Your task is to give the listing below back word for word, pictures excluded.

DATA FOR THIS EXERCISE:
○ ○ ○ ○ ○ ○ ○
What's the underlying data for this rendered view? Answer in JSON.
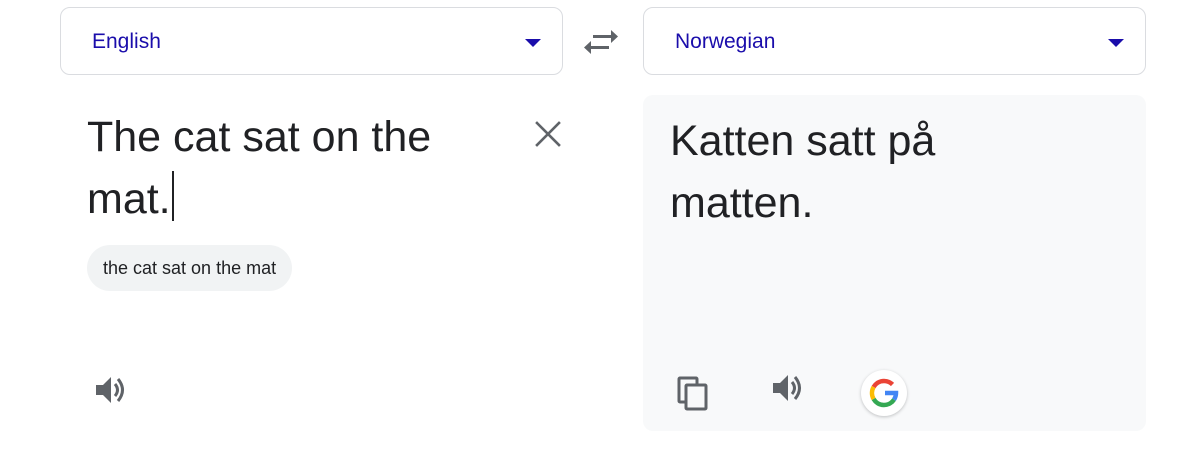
{
  "source": {
    "language": "English",
    "text": "The cat sat on the mat.",
    "suggestion": "the cat sat on the mat"
  },
  "target": {
    "language": "Norwegian",
    "text": "Katten satt på matten."
  },
  "icons": {
    "dropdown": "chevron-down-icon",
    "swap": "swap-arrows-icon",
    "clear": "close-icon",
    "listen": "speaker-icon",
    "copy": "copy-icon",
    "google": "google-g-icon"
  },
  "colors": {
    "language_label": "#1a0dab",
    "icon_gray": "#5f6368",
    "target_panel_bg": "#f8f9fa",
    "chip_bg": "#f1f3f4",
    "google_blue": "#4285f4",
    "google_red": "#ea4335",
    "google_yellow": "#fbbc05",
    "google_green": "#34a853"
  }
}
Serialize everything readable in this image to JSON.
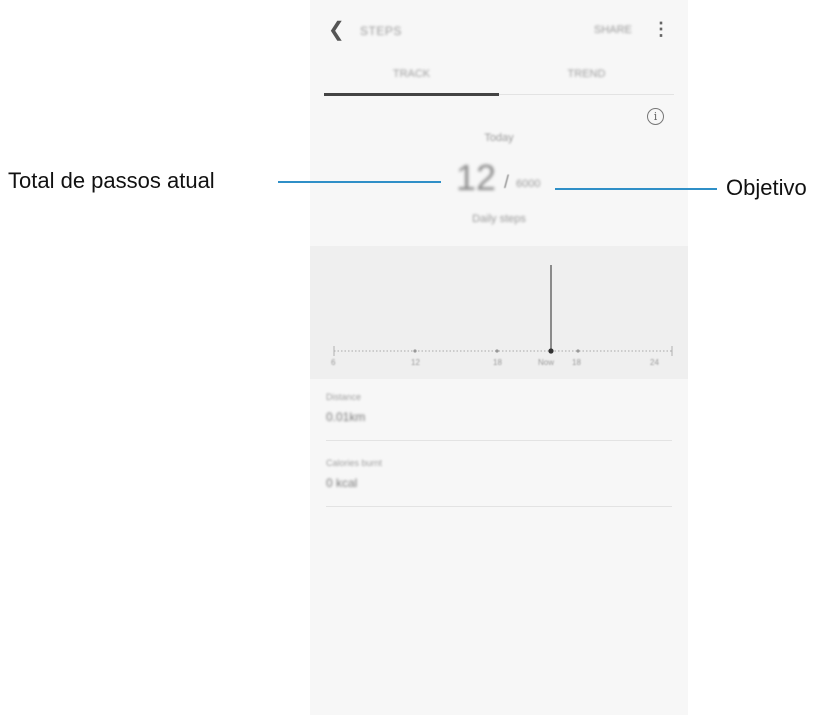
{
  "appbar": {
    "title": "STEPS",
    "share_label": "SHARE"
  },
  "tabs": [
    {
      "label": "TRACK"
    },
    {
      "label": "TREND"
    }
  ],
  "summary": {
    "day_label": "Today",
    "steps_value": "12",
    "separator": "/",
    "target": "6000",
    "caption": "Daily steps"
  },
  "chart": {
    "axis_labels": [
      "6",
      "12",
      "18",
      "Now",
      "18",
      "24"
    ]
  },
  "stats": [
    {
      "label": "Distance",
      "value": "0.01km"
    },
    {
      "label": "Calories burnt",
      "value": "0 kcal"
    }
  ],
  "annotations": {
    "left": "Total de passos atual",
    "right": "Objetivo"
  },
  "colors": {
    "leader_line": "#2f8fc7"
  }
}
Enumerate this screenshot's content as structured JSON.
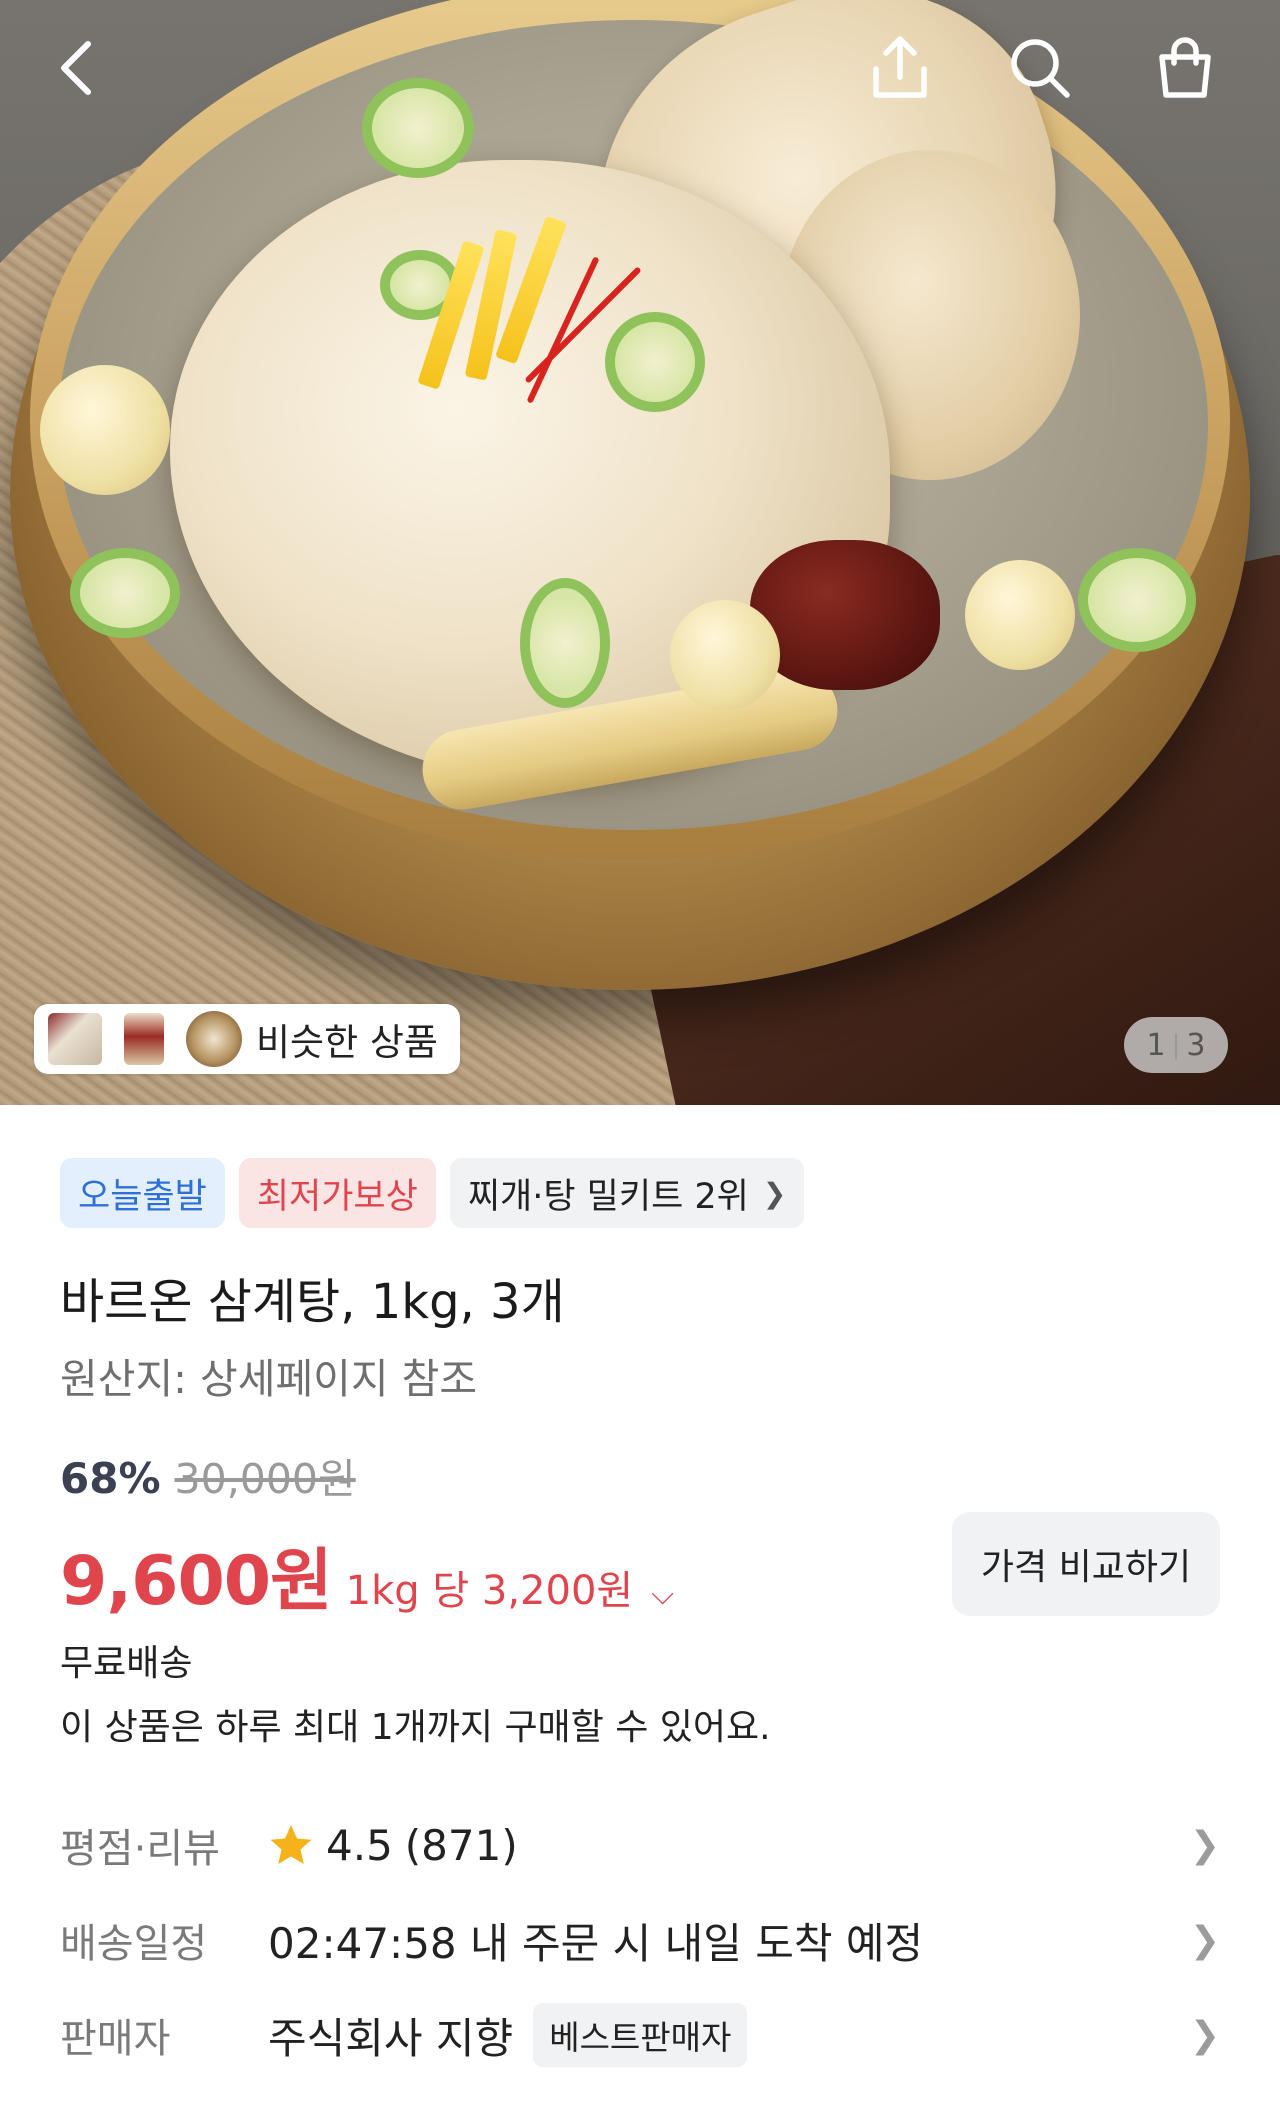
{
  "header": {
    "back_icon": "chevron-left-icon",
    "share_icon": "share-icon",
    "search_icon": "search-icon",
    "cart_icon": "shopping-bag-icon"
  },
  "gallery": {
    "similar_label": "비슷한 상품",
    "current_page": "1",
    "total_pages": "3"
  },
  "badges": {
    "today_ship": "오늘출발",
    "lowest_price": "최저가보상",
    "ranking": "찌개·탕 밀키트 2위"
  },
  "product": {
    "title": "바르온 삼계탕, 1kg, 3개",
    "origin": "원산지: 상세페이지 참조"
  },
  "price": {
    "discount": "68%",
    "original": "30,000원",
    "sale": "9,600원",
    "unit_price": "1kg 당 3,200원",
    "compare_button": "가격 비교하기"
  },
  "shipping": {
    "free": "무료배송",
    "limit": "이 상품은 하루 최대 1개까지 구매할 수 있어요."
  },
  "details": {
    "rating_label": "평점·리뷰",
    "rating_value": "4.5",
    "review_count": "(871)",
    "delivery_label": "배송일정",
    "delivery_value": "02:47:58 내 주문 시 내일 도착 예정",
    "seller_label": "판매자",
    "seller_name": "주식회사 지향",
    "seller_badge": "베스트판매자"
  },
  "colors": {
    "accent_red": "#e0454e",
    "accent_blue": "#2f6fd8",
    "star": "#f6b21b"
  }
}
○ ○ ○ ○ ○ ○ ○
TASK RESPONSE:
What's the underlying data for this rendered view? Answer in JSON.
{
  "source": {
    "language": "English",
    "text": "The cat sat on the mat.",
    "suggestion": "the cat sat on the mat"
  },
  "target": {
    "language": "Norwegian",
    "text": "Katten satt på matten."
  },
  "icons": {
    "dropdown": "chevron-down-icon",
    "swap": "swap-arrows-icon",
    "clear": "close-icon",
    "listen": "speaker-icon",
    "copy": "copy-icon",
    "google": "google-g-icon"
  },
  "colors": {
    "language_label": "#1a0dab",
    "icon_gray": "#5f6368",
    "target_panel_bg": "#f8f9fa",
    "chip_bg": "#f1f3f4",
    "google_blue": "#4285f4",
    "google_red": "#ea4335",
    "google_yellow": "#fbbc05",
    "google_green": "#34a853"
  }
}
Serialize everything readable in this image to JSON.
{
  "appbar": {
    "title": "STEPS",
    "share_label": "SHARE"
  },
  "tabs": [
    {
      "label": "TRACK"
    },
    {
      "label": "TREND"
    }
  ],
  "summary": {
    "day_label": "Today",
    "steps_value": "12",
    "separator": "/",
    "target": "6000",
    "caption": "Daily steps"
  },
  "chart": {
    "axis_labels": [
      "6",
      "12",
      "18",
      "Now",
      "18",
      "24"
    ]
  },
  "stats": [
    {
      "label": "Distance",
      "value": "0.01km"
    },
    {
      "label": "Calories burnt",
      "value": "0 kcal"
    }
  ],
  "annotations": {
    "left": "Total de passos atual",
    "right": "Objetivo"
  },
  "colors": {
    "leader_line": "#2f8fc7"
  }
}
Enumerate this screenshot's content as structured JSON.
{
  "header": {
    "back_icon": "chevron-left-icon",
    "share_icon": "share-icon",
    "search_icon": "search-icon",
    "cart_icon": "shopping-bag-icon"
  },
  "gallery": {
    "similar_label": "비슷한 상품",
    "current_page": "1",
    "total_pages": "3"
  },
  "badges": {
    "today_ship": "오늘출발",
    "lowest_price": "최저가보상",
    "ranking": "찌개·탕 밀키트 2위"
  },
  "product": {
    "title": "바르온 삼계탕, 1kg, 3개",
    "origin": "원산지: 상세페이지 참조"
  },
  "price": {
    "discount": "68%",
    "original": "30,000원",
    "sale": "9,600원",
    "unit_price": "1kg 당 3,200원",
    "compare_button": "가격 비교하기"
  },
  "shipping": {
    "free": "무료배송",
    "limit": "이 상품은 하루 최대 1개까지 구매할 수 있어요."
  },
  "details": {
    "rating_label": "평점·리뷰",
    "rating_value": "4.5",
    "review_count": "(871)",
    "delivery_label": "배송일정",
    "delivery_value": "02:47:58 내 주문 시 내일 도착 예정",
    "seller_label": "판매자",
    "seller_name": "주식회사 지향",
    "seller_badge": "베스트판매자"
  },
  "colors": {
    "accent_red": "#e0454e",
    "accent_blue": "#2f6fd8",
    "star": "#f6b21b"
  }
}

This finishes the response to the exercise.